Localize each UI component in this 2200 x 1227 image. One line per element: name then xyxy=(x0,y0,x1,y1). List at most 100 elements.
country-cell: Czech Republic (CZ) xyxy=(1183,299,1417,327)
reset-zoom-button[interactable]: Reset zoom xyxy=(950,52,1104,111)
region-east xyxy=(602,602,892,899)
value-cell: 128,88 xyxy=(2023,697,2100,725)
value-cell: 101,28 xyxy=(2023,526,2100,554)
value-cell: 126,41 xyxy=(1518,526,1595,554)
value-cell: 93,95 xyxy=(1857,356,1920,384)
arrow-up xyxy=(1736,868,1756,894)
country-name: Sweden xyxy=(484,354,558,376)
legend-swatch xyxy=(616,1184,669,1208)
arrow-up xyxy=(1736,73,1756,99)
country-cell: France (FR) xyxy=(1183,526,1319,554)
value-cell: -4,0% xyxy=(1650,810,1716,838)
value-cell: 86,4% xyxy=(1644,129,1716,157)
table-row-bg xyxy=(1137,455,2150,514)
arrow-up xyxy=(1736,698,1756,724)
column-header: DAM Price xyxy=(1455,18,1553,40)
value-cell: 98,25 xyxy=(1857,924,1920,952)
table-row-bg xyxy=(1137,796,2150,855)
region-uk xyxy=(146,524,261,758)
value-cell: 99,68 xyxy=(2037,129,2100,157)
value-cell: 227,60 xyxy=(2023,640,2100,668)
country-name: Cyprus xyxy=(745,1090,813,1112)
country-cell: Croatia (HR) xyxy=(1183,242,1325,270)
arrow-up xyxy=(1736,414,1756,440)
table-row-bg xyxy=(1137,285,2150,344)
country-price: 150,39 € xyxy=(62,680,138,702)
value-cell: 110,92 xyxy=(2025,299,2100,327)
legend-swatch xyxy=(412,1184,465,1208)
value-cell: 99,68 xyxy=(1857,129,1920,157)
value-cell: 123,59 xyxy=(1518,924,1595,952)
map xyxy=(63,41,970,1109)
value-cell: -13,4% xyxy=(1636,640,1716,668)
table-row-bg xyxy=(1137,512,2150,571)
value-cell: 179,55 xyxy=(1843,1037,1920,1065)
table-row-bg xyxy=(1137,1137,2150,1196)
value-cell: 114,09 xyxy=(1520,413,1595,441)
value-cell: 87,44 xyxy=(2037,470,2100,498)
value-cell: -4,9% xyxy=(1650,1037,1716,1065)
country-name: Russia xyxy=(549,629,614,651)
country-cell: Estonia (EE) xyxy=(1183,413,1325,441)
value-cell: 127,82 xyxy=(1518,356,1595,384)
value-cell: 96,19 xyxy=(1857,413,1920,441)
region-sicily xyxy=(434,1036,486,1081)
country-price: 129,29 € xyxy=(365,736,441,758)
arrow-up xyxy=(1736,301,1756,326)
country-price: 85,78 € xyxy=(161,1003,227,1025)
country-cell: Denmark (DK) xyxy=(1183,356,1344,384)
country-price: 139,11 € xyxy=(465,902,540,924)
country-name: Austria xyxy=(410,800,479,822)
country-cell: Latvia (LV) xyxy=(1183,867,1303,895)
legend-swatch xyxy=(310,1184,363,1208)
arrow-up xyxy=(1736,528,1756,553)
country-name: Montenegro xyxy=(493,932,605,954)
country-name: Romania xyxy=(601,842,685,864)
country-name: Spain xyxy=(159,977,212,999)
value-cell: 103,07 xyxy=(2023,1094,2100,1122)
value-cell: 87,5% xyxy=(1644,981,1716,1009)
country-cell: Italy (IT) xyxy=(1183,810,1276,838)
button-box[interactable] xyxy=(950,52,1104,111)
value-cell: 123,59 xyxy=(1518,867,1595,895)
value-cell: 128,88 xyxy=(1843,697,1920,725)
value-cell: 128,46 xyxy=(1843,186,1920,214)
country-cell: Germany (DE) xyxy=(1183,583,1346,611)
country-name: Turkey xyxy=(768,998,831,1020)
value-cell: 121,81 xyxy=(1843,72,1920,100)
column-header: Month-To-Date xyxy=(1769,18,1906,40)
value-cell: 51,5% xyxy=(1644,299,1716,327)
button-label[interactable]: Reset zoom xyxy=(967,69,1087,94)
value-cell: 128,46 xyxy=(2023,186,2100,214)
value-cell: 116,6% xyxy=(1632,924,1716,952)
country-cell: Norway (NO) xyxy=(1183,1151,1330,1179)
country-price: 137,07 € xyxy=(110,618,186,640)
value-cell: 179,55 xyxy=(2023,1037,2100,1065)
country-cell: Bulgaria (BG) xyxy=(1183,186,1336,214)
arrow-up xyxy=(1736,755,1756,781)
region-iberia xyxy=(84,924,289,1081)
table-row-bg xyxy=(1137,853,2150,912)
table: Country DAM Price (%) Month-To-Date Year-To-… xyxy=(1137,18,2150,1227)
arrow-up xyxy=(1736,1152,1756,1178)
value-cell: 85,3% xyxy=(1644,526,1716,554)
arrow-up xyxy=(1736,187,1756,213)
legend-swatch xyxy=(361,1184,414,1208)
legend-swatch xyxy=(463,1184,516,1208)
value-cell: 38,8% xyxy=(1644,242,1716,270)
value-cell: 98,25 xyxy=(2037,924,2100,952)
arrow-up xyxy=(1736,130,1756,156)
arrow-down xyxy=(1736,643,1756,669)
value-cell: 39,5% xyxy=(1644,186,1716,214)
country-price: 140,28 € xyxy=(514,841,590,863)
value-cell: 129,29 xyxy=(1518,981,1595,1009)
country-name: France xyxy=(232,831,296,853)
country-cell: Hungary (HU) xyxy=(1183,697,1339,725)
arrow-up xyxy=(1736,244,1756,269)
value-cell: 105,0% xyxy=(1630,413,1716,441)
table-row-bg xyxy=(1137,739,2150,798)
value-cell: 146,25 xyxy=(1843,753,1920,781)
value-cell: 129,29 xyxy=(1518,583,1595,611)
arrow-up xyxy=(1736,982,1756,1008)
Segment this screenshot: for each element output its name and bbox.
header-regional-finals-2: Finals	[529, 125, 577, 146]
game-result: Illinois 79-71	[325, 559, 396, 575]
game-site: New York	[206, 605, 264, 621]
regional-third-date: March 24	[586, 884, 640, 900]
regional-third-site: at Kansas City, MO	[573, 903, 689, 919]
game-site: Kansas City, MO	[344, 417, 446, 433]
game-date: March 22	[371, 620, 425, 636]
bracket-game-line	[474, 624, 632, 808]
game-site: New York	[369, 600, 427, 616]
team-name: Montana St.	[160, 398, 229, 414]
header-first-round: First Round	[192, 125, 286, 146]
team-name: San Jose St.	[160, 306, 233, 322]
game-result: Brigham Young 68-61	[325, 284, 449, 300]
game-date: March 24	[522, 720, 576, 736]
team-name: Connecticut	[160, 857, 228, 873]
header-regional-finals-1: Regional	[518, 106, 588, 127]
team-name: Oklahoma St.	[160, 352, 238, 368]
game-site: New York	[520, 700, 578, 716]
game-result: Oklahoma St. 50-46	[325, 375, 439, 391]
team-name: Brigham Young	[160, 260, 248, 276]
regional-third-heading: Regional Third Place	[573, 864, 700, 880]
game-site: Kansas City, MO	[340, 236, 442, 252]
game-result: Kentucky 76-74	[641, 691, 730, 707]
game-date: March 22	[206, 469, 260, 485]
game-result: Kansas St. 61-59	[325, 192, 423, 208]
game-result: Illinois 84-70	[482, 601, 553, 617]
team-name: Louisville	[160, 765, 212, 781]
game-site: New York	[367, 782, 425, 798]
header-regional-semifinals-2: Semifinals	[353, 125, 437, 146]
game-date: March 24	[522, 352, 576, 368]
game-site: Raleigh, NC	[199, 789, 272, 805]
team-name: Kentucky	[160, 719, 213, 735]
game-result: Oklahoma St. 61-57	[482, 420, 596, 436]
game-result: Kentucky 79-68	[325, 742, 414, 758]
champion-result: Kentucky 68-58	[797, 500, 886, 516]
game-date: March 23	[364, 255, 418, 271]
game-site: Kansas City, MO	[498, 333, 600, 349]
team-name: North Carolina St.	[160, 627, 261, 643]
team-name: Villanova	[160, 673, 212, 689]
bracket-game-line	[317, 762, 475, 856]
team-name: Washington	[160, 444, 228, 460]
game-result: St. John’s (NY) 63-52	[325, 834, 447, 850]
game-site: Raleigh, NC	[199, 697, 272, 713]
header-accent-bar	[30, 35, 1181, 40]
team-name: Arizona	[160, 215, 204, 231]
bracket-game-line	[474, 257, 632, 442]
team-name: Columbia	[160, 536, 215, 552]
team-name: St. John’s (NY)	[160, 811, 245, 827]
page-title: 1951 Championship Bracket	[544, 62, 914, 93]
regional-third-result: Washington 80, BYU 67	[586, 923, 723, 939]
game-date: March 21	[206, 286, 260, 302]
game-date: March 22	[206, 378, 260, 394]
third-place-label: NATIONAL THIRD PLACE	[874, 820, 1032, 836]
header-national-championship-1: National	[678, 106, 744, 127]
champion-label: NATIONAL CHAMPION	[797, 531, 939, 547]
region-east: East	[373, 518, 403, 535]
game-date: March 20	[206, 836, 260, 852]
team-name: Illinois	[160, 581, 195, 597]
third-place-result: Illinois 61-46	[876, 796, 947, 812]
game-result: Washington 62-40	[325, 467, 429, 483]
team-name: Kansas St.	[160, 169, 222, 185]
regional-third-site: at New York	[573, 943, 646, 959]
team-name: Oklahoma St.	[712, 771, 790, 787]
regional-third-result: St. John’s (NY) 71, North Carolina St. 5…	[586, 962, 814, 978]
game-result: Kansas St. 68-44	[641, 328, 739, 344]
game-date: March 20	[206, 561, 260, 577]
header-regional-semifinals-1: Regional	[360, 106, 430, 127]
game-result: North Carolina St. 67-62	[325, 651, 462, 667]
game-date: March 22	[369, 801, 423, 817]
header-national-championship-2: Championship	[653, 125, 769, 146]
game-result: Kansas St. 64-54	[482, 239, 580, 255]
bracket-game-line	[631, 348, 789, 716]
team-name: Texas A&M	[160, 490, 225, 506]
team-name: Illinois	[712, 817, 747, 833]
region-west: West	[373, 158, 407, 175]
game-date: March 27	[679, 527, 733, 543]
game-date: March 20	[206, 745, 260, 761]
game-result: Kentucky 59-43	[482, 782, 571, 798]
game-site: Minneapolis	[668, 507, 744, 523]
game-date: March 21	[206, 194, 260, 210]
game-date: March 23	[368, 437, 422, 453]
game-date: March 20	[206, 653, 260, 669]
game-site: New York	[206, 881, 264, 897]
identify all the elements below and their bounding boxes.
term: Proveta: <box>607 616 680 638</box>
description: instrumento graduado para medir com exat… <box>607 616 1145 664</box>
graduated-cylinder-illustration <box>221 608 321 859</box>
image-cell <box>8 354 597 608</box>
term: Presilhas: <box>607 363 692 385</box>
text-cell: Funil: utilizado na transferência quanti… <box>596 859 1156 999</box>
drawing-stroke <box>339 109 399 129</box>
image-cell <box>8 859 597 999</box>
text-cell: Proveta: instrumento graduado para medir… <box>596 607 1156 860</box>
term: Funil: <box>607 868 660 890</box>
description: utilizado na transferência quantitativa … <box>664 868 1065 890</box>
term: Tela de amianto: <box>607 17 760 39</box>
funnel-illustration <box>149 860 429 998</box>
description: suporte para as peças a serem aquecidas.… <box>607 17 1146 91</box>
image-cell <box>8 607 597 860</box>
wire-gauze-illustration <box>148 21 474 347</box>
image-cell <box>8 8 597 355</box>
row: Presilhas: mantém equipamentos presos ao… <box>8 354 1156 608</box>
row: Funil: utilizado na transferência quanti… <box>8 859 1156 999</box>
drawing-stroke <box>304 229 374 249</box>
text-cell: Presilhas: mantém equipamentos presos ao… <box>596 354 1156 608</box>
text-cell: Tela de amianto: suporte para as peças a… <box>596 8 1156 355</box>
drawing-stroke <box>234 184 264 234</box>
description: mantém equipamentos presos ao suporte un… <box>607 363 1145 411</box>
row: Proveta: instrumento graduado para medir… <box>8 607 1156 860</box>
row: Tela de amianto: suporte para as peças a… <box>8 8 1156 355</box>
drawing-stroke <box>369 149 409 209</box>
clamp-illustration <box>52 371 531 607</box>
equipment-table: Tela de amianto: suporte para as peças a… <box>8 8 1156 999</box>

::::

> _Stated exercise_
Set down the records word for word, from the very first line through the line containing "value-cell: -4,0% xyxy=(1650,810,1716,838)", including both.

> _Expected answer_
Localize each UI component in this 2200 x 1227 image. One line per element: name then xyxy=(x0,y0,x1,y1). List at most 100 elements.
country-cell: Czech Republic (CZ) xyxy=(1183,299,1417,327)
reset-zoom-button[interactable]: Reset zoom xyxy=(950,52,1104,111)
region-east xyxy=(602,602,892,899)
value-cell: 128,88 xyxy=(2023,697,2100,725)
value-cell: 101,28 xyxy=(2023,526,2100,554)
value-cell: 126,41 xyxy=(1518,526,1595,554)
value-cell: 93,95 xyxy=(1857,356,1920,384)
arrow-up xyxy=(1736,868,1756,894)
country-name: Sweden xyxy=(484,354,558,376)
legend-swatch xyxy=(616,1184,669,1208)
arrow-up xyxy=(1736,73,1756,99)
country-cell: France (FR) xyxy=(1183,526,1319,554)
value-cell: -4,0% xyxy=(1650,810,1716,838)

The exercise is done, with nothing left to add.